WRITTEN TASK →
Scan the material and copy every line in which "Oliver" appears.

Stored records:

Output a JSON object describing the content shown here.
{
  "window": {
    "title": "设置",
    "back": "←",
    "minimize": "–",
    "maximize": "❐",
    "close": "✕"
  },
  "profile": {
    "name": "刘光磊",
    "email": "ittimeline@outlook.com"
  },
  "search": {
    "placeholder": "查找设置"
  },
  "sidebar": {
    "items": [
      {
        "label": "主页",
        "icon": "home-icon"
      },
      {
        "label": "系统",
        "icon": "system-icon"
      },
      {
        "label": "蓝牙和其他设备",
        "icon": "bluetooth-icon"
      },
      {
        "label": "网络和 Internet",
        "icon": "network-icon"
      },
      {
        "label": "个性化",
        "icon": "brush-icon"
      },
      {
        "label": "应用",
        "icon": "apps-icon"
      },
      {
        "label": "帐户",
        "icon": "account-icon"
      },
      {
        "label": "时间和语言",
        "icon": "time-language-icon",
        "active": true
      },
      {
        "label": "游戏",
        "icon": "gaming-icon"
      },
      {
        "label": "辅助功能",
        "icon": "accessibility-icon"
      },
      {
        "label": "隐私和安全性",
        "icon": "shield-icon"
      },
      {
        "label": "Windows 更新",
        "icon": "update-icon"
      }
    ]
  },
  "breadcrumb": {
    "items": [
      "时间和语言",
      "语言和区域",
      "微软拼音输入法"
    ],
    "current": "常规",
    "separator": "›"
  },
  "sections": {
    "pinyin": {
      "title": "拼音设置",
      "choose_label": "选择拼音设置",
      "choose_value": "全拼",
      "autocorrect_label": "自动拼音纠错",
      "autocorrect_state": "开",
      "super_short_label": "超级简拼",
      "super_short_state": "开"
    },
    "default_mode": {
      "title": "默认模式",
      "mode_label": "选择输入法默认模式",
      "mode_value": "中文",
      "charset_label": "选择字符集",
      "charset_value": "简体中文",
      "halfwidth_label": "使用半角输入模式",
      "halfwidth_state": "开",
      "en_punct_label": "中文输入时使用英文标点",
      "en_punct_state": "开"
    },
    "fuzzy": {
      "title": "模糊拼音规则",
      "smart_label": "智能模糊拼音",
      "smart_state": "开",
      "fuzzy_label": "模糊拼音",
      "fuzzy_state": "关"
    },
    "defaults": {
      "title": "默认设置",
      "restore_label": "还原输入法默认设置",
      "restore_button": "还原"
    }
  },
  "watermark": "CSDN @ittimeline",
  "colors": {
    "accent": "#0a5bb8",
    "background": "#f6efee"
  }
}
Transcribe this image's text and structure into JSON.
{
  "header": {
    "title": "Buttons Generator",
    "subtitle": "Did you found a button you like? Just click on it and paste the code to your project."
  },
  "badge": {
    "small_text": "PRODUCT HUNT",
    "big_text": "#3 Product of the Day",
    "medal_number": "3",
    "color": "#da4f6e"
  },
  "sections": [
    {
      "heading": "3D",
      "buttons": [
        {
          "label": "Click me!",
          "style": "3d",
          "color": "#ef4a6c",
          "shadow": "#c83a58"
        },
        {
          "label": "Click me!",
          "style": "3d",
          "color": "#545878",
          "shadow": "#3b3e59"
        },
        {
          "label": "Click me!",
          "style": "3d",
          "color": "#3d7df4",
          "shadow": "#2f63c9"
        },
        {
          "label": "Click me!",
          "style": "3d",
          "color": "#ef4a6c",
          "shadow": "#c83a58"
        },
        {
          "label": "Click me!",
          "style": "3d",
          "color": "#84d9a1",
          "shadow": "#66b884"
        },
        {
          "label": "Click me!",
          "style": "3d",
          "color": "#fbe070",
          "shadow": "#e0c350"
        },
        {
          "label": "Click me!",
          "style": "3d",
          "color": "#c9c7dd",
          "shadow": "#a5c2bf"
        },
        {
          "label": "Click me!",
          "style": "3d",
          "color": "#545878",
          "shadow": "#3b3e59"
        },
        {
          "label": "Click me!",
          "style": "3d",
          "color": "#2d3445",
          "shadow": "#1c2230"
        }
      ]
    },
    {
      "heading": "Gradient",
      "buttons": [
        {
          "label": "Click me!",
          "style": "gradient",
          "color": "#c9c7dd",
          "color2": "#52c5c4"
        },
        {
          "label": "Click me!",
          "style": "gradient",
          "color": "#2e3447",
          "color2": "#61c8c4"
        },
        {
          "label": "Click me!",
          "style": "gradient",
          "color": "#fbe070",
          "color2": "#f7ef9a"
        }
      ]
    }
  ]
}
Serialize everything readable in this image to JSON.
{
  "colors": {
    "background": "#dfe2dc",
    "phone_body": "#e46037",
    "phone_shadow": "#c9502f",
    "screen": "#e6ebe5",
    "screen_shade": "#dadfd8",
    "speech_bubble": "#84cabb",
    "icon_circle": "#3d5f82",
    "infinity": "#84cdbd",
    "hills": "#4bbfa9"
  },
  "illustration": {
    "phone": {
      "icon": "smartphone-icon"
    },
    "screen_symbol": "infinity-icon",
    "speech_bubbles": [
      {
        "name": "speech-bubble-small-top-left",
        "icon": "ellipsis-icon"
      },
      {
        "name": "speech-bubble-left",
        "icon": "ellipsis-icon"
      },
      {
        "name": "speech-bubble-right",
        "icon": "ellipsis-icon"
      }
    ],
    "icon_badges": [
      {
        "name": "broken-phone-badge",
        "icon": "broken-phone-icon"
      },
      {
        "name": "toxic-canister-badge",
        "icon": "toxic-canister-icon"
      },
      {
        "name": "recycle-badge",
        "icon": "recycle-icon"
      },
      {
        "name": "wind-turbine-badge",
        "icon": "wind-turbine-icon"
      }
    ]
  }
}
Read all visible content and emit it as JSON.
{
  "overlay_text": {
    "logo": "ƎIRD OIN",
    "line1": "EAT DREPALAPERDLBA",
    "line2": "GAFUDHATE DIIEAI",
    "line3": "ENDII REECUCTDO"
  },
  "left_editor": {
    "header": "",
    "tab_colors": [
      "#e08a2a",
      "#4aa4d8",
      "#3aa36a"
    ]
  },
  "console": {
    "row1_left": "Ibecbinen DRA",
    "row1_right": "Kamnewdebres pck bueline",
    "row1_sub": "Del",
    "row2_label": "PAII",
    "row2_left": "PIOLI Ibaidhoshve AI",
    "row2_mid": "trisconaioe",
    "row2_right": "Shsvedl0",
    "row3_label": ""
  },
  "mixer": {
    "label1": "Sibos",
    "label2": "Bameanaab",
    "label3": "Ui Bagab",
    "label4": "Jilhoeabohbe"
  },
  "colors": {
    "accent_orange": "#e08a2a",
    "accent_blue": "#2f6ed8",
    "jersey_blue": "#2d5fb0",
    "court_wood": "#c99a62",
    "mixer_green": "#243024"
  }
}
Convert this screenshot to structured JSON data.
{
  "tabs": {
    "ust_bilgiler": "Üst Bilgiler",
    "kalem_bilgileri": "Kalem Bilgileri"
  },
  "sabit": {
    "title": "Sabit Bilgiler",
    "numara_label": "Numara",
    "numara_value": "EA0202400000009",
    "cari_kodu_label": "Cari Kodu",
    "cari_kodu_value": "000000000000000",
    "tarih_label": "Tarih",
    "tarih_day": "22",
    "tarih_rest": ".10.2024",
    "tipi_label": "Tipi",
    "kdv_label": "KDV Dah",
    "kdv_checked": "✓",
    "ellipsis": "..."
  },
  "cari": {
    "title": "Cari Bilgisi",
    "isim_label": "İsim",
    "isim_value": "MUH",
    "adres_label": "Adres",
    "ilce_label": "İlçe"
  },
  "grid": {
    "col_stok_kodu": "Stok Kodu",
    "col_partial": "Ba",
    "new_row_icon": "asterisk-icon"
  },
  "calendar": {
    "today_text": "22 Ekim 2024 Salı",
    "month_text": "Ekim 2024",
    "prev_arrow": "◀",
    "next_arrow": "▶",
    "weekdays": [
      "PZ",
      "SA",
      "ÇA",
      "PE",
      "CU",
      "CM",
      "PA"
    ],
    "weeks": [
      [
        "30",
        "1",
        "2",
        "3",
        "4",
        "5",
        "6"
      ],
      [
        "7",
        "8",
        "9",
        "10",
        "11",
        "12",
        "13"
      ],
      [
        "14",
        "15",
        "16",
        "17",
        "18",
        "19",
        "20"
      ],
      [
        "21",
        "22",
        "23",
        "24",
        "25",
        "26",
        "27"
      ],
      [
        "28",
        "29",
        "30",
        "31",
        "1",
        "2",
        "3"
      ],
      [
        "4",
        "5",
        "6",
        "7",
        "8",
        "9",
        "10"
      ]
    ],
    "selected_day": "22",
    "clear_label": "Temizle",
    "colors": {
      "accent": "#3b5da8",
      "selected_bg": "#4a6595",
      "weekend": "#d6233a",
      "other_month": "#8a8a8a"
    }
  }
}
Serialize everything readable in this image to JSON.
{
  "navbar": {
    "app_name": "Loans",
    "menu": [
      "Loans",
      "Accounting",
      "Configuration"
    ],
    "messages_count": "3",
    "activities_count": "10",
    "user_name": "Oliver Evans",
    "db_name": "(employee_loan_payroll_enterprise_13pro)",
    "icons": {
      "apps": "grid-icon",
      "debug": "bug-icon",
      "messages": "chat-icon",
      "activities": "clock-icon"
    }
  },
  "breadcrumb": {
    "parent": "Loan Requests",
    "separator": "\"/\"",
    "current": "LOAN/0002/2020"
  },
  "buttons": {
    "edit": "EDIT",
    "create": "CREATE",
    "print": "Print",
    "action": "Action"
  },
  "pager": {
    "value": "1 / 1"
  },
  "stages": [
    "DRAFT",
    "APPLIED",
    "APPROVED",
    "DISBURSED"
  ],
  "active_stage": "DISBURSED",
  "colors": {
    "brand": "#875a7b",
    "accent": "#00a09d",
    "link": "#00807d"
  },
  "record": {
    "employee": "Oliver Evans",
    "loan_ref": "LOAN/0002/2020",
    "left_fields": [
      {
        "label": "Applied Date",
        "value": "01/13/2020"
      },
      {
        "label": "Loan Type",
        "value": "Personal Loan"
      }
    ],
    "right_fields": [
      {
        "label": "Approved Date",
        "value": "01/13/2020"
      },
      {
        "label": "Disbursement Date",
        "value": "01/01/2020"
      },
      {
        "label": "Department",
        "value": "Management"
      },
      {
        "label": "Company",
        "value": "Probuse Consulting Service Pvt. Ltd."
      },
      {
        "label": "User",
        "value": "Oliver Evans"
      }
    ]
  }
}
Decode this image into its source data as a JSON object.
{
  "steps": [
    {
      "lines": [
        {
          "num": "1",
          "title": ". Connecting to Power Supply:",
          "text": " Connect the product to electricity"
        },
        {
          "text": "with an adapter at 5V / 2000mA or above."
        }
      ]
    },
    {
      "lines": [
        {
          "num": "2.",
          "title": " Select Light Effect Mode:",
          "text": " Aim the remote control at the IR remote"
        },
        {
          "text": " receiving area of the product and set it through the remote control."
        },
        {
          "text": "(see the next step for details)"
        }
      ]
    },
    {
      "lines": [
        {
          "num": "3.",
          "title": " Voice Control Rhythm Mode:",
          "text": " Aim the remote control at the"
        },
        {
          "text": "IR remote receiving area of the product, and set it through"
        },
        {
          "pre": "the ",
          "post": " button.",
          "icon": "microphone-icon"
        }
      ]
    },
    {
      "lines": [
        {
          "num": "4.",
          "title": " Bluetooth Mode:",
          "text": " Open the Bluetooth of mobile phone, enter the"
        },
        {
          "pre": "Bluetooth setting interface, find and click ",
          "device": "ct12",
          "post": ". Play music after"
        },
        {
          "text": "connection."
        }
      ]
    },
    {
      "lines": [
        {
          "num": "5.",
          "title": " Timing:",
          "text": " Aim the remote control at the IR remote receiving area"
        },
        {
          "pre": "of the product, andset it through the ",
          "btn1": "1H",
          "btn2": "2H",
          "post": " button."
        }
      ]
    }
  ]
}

REPLY →
    "user_name": "Oliver Evans",
    "employee": "Oliver Evans",
        "value": "Oliver Evans"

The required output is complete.